* Begin Data provided *

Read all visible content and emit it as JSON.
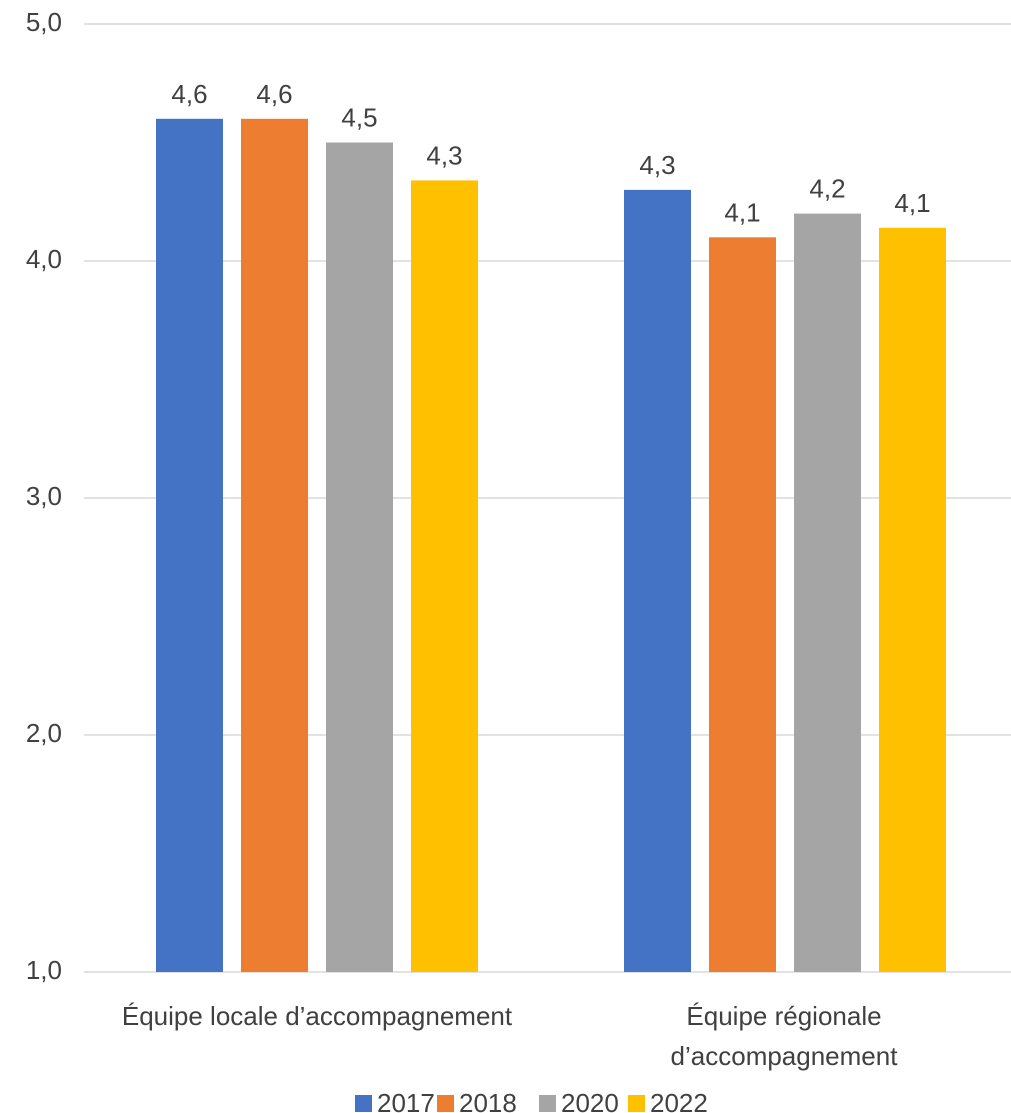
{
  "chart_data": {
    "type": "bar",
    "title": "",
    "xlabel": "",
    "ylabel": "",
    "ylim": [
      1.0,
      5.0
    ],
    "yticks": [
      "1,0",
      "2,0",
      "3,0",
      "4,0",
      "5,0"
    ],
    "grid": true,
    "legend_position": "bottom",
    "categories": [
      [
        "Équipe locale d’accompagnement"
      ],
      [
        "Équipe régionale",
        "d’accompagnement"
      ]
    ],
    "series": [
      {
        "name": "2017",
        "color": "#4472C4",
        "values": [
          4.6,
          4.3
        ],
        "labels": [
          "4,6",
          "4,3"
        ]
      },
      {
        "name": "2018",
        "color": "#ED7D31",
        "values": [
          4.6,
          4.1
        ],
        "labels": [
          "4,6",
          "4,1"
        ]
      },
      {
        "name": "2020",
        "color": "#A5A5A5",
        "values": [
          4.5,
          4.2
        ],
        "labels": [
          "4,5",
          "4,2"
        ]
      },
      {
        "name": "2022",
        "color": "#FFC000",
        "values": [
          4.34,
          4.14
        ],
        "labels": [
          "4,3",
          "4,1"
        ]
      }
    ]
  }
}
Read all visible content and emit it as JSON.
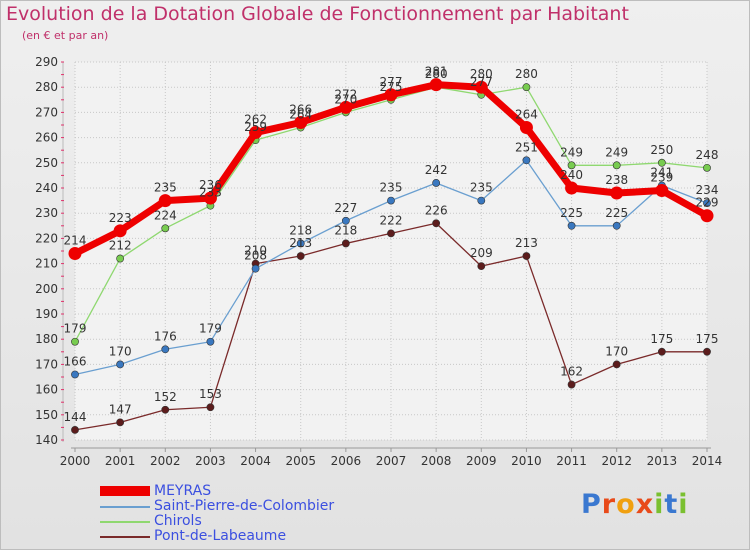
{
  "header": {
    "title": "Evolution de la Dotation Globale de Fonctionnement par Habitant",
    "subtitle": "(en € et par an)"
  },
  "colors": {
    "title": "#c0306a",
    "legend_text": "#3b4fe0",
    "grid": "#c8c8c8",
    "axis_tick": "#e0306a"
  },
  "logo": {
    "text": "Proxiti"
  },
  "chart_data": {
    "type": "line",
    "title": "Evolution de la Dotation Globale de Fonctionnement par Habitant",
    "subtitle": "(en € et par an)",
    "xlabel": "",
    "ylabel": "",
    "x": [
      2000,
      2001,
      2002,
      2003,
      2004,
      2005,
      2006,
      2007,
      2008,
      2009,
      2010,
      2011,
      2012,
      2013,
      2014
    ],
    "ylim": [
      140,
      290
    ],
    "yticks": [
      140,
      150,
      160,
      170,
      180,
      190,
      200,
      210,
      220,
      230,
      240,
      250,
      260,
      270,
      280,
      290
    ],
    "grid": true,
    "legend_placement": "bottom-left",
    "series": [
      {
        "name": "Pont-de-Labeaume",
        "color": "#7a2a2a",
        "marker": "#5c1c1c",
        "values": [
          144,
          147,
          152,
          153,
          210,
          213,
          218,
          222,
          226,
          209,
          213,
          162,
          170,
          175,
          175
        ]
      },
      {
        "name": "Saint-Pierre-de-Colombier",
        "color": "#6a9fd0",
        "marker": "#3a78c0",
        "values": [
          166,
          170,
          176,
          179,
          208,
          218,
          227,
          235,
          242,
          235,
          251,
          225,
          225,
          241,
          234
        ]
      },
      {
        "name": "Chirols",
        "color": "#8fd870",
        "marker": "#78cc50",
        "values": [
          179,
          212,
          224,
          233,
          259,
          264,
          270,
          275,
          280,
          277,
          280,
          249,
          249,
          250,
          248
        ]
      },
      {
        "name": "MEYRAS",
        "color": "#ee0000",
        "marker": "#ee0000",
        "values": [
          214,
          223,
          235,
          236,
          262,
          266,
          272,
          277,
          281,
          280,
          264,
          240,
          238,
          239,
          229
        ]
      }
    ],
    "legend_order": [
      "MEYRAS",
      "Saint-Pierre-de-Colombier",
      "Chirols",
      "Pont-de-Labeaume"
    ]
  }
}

* End Data provided *
* Begin Data provided *

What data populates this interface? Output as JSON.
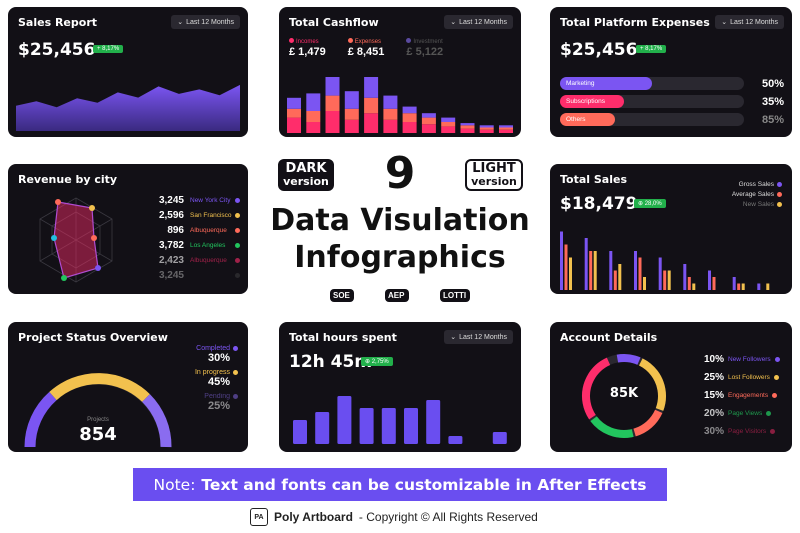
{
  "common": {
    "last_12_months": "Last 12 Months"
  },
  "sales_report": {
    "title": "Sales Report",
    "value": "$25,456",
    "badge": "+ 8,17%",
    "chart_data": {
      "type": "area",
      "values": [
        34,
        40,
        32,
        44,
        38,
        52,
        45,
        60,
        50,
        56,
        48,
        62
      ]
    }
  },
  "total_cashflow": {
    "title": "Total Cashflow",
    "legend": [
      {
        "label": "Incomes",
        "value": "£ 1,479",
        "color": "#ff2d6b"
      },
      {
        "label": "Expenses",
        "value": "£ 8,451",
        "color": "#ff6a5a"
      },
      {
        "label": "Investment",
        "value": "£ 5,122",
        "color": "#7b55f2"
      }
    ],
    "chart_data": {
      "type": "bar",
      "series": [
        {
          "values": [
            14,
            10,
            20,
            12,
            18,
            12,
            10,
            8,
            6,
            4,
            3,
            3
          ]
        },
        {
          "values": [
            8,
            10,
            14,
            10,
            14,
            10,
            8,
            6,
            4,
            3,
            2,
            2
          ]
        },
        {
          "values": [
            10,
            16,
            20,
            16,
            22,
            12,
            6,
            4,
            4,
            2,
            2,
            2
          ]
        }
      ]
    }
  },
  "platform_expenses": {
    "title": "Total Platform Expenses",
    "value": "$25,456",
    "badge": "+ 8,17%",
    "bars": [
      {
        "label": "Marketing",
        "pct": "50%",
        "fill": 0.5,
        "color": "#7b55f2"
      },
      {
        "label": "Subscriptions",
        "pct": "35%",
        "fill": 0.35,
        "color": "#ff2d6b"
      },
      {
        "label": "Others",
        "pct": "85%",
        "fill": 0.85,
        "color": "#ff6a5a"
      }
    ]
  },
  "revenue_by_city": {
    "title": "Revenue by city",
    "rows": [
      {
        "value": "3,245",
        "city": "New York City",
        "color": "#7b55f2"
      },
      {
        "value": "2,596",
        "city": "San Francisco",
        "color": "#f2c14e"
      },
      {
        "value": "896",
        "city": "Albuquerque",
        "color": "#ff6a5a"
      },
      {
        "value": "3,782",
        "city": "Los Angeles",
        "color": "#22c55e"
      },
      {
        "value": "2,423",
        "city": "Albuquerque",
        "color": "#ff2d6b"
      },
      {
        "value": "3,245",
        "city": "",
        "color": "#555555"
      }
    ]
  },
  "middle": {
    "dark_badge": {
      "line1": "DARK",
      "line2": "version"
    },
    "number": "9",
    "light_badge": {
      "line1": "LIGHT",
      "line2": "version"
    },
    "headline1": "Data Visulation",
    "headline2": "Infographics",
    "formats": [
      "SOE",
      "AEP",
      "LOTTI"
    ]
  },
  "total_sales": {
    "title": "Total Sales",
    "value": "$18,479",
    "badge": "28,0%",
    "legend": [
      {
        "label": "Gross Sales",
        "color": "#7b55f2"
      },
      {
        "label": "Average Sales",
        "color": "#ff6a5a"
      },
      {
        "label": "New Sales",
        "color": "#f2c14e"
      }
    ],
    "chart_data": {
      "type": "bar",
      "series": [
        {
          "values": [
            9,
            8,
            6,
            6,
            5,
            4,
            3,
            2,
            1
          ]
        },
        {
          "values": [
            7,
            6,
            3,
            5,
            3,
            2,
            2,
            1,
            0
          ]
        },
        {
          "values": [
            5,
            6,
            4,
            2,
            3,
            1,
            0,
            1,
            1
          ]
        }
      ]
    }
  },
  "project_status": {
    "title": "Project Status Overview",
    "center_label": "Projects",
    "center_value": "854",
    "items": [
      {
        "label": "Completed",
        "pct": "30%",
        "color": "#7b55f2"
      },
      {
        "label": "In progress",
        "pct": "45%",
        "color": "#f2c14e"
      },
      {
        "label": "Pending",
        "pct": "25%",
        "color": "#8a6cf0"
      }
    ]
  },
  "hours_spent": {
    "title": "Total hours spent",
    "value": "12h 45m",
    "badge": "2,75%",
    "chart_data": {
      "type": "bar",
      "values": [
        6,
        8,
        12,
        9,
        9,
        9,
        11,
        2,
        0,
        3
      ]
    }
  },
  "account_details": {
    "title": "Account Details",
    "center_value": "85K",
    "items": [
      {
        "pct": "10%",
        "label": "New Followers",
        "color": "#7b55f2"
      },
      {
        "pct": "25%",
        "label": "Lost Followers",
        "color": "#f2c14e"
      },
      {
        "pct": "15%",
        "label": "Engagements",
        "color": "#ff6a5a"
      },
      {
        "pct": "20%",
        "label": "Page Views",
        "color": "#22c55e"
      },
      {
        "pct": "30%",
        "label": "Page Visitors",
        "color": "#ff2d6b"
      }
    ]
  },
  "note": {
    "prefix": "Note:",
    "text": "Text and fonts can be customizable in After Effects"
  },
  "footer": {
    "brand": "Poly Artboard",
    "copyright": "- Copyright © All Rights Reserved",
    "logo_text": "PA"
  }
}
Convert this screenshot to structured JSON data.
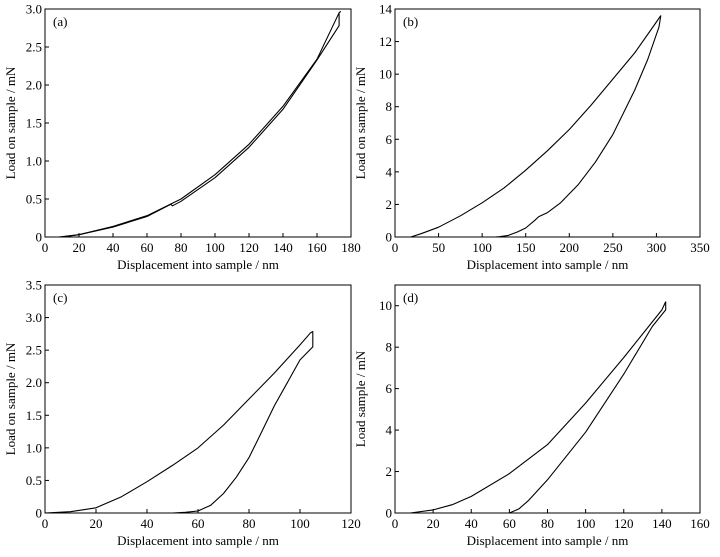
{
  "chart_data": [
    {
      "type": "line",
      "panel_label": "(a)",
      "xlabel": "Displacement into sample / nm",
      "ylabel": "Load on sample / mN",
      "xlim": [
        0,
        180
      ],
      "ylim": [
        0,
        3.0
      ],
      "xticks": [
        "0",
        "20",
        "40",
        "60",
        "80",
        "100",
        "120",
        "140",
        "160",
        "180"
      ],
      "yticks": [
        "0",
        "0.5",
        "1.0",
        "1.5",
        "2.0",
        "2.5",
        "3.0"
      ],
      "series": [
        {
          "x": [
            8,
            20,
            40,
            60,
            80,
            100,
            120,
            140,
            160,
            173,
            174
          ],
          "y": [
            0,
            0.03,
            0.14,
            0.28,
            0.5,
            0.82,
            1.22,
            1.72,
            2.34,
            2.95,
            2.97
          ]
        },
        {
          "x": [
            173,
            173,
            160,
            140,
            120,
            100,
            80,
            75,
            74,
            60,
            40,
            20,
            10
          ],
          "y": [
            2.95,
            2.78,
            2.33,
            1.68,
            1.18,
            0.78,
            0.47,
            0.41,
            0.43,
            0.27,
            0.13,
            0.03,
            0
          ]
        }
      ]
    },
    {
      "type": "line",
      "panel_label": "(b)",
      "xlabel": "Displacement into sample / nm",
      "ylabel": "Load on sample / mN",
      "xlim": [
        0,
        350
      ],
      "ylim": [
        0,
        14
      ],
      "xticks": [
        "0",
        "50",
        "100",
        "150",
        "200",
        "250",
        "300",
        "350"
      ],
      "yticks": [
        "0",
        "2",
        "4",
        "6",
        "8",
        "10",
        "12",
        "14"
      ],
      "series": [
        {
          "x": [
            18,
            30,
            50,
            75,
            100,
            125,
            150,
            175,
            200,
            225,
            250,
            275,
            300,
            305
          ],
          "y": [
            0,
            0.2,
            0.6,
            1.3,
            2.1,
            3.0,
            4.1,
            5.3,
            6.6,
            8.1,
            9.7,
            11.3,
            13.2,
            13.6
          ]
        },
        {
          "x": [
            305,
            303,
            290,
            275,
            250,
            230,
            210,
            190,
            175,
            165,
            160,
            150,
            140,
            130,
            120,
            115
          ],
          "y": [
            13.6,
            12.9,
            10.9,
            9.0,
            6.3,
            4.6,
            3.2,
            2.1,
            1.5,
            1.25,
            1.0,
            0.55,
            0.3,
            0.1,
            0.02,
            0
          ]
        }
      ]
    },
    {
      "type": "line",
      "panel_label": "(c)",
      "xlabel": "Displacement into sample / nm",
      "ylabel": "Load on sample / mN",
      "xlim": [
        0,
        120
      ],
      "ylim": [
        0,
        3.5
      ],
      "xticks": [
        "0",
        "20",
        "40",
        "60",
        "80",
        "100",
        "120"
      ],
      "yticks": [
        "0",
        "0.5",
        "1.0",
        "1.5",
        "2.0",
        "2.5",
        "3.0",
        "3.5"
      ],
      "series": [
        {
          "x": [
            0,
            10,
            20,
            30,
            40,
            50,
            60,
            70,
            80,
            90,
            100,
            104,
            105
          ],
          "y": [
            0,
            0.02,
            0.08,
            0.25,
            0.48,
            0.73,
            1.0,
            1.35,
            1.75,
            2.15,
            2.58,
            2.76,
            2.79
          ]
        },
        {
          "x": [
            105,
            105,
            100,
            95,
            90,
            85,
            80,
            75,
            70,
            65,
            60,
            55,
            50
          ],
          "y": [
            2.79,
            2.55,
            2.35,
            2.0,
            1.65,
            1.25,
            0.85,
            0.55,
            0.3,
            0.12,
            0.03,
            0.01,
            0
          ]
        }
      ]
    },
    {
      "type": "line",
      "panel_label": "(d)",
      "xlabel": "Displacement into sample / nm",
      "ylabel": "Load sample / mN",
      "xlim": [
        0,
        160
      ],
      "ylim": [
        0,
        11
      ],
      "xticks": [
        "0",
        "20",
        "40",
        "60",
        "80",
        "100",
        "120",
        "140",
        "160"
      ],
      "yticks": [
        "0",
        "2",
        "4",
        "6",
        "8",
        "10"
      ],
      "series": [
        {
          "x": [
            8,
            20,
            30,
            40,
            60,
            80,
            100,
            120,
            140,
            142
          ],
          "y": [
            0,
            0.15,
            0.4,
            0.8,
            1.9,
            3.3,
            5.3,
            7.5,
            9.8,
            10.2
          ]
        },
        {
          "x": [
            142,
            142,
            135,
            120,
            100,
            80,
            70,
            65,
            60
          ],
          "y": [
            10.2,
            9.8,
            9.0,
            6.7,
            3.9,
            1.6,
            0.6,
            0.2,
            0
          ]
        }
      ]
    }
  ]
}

* End Data provided *

*Job:* Copy out every line in the listing where the word "marker" appears.

*Answer below:*
        "marker": "#5c1c1c",
        "marker": "#3a78c0",
        "marker": "#78cc50",
        "marker": "#ee0000",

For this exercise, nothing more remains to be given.